THE DATA:
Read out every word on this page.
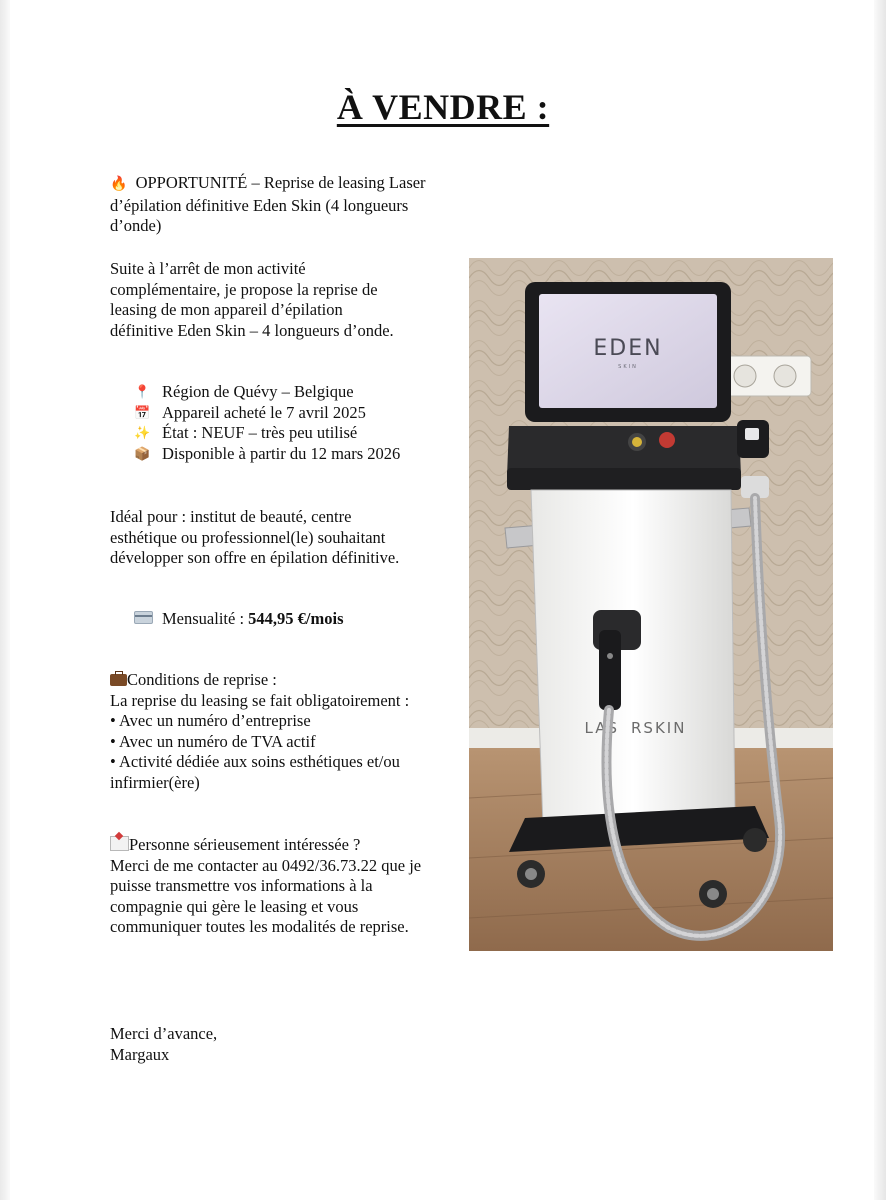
À VENDRE :
🔥 OPPORTUNITÉ – Reprise de leasing Laser d’épilation définitive Eden Skin (4 longueurs d’onde)
Suite à l’arrêt de mon activité complémentaire, je propose la reprise de leasing de mon appareil d’épilation définitive Eden Skin – 4 longueurs d’onde.
📍 Région de Quévy – Belgique
📅 Appareil acheté le 7 avril 2025
✨ État : NEUF – très peu utilisé
📦 Disponible à partir du 12 mars 2026
Idéal pour : institut de beauté, centre esthétique ou professionnel(le) souhaitant développer son offre en épilation définitive.
Mensualité : 544,95 €/mois
Conditions de reprise :
La reprise du leasing se fait obligatoirement :
• Avec un numéro d’entreprise
• Avec un numéro de TVA actif
• Activité dédiée aux soins esthétiques et/ou infirmier(ère)
Personne sérieusement intéressée ?
Merci de me contacter au 0492/36.73.22 que je puisse transmettre vos informations à la compagnie qui gère le leasing et vous communiquer toutes les modalités de reprise.
Merci d’avance,
Margaux
EDEN
SKIN
LAS RSKIN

PROMPT: Repeat the material above word for word and skip every image in it.

SOLUTION BELOW:
Read out every word on this page.
À VENDRE :
🔥 OPPORTUNITÉ – Reprise de leasing Laser d’épilation définitive Eden Skin (4 longueurs d’onde)
Suite à l’arrêt de mon activité complémentaire, je propose la reprise de leasing de mon appareil d’épilation définitive Eden Skin – 4 longueurs d’onde.
📍 Région de Quévy – Belgique
📅 Appareil acheté le 7 avril 2025
✨ État : NEUF – très peu utilisé
📦 Disponible à partir du 12 mars 2026
Idéal pour : institut de beauté, centre esthétique ou professionnel(le) souhaitant développer son offre en épilation définitive.
Mensualité : 544,95 €/mois
Conditions de reprise :
La reprise du leasing se fait obligatoirement :
• Avec un numéro d’entreprise
• Avec un numéro de TVA actif
• Activité dédiée aux soins esthétiques et/ou infirmier(ère)
Personne sérieusement intéressée ?
Merci de me contacter au 0492/36.73.22 que je puisse transmettre vos informations à la compagnie qui gère le leasing et vous communiquer toutes les modalités de reprise.
Merci d’avance,
Margaux
EDEN
SKIN
LAS RSKIN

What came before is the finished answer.